- _MATERIAL TO PROCESS_

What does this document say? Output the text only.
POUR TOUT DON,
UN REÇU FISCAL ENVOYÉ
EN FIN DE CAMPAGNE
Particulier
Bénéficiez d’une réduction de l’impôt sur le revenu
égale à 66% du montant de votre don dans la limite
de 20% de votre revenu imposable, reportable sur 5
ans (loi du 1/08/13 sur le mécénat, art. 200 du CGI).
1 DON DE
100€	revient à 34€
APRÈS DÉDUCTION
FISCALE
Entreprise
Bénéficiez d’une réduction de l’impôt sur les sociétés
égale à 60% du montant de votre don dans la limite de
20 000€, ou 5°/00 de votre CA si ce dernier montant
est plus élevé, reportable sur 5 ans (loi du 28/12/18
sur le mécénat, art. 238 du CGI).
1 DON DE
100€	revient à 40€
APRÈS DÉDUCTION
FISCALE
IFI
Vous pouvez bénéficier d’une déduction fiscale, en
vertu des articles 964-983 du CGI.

- _TASK_
Output an exact copy of each record.

- _EXERCISE OUTPUT_
What does this document say? Output the text only.
POUR TOUT DON,
UN REÇU FISCAL ENVOYÉ
EN FIN DE CAMPAGNE
Particulier
Bénéficiez d’une réduction de l’impôt sur le revenu
égale à 66% du montant de votre don dans la limite
de 20% de votre revenu imposable, reportable sur 5
ans (loi du 1/08/13 sur le mécénat, art. 200 du CGI).
1 DON DE
100€	revient à 34€
APRÈS DÉDUCTION
FISCALE
Entreprise
Bénéficiez d’une réduction de l’impôt sur les sociétés
égale à 60% du montant de votre don dans la limite de
20 000€, ou 5°/00 de votre CA si ce dernier montant
est plus élevé, reportable sur 5 ans (loi du 28/12/18
sur le mécénat, art. 238 du CGI).
1 DON DE
100€	revient à 40€
APRÈS DÉDUCTION
FISCALE
IFI
Vous pouvez bénéficier d’une déduction fiscale, en
vertu des articles 964-983 du CGI.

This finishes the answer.